> [To be done]: Take every line from the listing below that contains "values".

Records contained in a dataset
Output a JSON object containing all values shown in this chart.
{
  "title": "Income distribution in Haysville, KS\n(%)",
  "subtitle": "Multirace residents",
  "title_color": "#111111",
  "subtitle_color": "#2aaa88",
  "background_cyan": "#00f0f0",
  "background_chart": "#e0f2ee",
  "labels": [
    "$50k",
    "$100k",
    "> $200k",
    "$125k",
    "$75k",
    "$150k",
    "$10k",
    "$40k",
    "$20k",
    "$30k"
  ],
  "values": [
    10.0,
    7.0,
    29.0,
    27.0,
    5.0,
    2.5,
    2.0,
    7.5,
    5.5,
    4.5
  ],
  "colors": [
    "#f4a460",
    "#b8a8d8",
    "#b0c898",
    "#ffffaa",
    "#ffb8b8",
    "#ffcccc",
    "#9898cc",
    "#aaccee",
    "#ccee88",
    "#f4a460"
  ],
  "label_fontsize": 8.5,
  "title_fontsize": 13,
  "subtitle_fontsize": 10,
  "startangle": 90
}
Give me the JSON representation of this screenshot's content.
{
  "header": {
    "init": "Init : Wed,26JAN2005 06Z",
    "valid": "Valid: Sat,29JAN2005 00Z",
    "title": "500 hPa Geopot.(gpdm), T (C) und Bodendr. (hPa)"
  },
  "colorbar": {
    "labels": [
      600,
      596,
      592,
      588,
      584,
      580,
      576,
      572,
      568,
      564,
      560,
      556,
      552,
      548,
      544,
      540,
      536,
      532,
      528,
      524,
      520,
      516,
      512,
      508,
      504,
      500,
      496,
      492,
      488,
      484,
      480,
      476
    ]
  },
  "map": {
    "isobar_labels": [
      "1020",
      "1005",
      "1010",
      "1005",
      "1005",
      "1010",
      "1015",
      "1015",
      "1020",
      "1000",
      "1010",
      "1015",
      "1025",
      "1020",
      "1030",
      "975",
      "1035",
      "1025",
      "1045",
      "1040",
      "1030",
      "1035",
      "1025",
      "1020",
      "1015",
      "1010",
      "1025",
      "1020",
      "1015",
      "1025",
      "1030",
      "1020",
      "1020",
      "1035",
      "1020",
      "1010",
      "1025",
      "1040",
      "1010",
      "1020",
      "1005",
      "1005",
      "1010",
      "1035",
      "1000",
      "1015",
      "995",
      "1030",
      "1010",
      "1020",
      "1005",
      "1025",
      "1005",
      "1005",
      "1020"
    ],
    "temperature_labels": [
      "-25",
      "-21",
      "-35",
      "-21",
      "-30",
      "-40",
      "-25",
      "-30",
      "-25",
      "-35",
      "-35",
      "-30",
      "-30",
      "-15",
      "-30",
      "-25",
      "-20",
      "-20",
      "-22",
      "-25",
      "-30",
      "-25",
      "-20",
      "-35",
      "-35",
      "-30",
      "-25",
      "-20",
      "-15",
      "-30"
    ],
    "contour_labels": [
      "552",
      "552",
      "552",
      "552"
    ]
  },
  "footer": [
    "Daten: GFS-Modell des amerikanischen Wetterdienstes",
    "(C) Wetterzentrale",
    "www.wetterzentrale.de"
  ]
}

> [Solution below]:
Output a JSON object containing all values shown in this chart.
  "values": [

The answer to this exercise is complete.